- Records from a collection
┄┄┄┄┄┄
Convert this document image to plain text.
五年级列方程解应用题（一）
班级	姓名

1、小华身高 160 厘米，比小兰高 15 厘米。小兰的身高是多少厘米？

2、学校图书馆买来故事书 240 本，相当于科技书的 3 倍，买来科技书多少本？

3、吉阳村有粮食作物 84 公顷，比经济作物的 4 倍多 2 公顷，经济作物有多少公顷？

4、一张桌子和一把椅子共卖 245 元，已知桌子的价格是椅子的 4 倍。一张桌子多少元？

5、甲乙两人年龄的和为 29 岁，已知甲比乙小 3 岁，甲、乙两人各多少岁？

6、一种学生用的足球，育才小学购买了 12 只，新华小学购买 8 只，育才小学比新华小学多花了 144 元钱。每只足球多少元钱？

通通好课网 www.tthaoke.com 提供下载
┄┄┄┄┄┄
- Short task
Write out every entry again, keeping each line exactly the same.

- Output of the task
Convert this document image to plain text.
五年级列方程解应用题（一）
班级	姓名

1、小华身高 160 厘米，比小兰高 15 厘米。小兰的身高是多少厘米？

2、学校图书馆买来故事书 240 本，相当于科技书的 3 倍，买来科技书多少本？

3、吉阳村有粮食作物 84 公顷，比经济作物的 4 倍多 2 公顷，经济作物有多少公顷？

4、一张桌子和一把椅子共卖 245 元，已知桌子的价格是椅子的 4 倍。一张桌子多少元？

5、甲乙两人年龄的和为 29 岁，已知甲比乙小 3 岁，甲、乙两人各多少岁？

6、一种学生用的足球，育才小学购买了 12 只，新华小学购买 8 只，育才小学比新华小学多花了 144 元钱。每只足球多少元钱？

通通好课网 www.tthaoke.com 提供下载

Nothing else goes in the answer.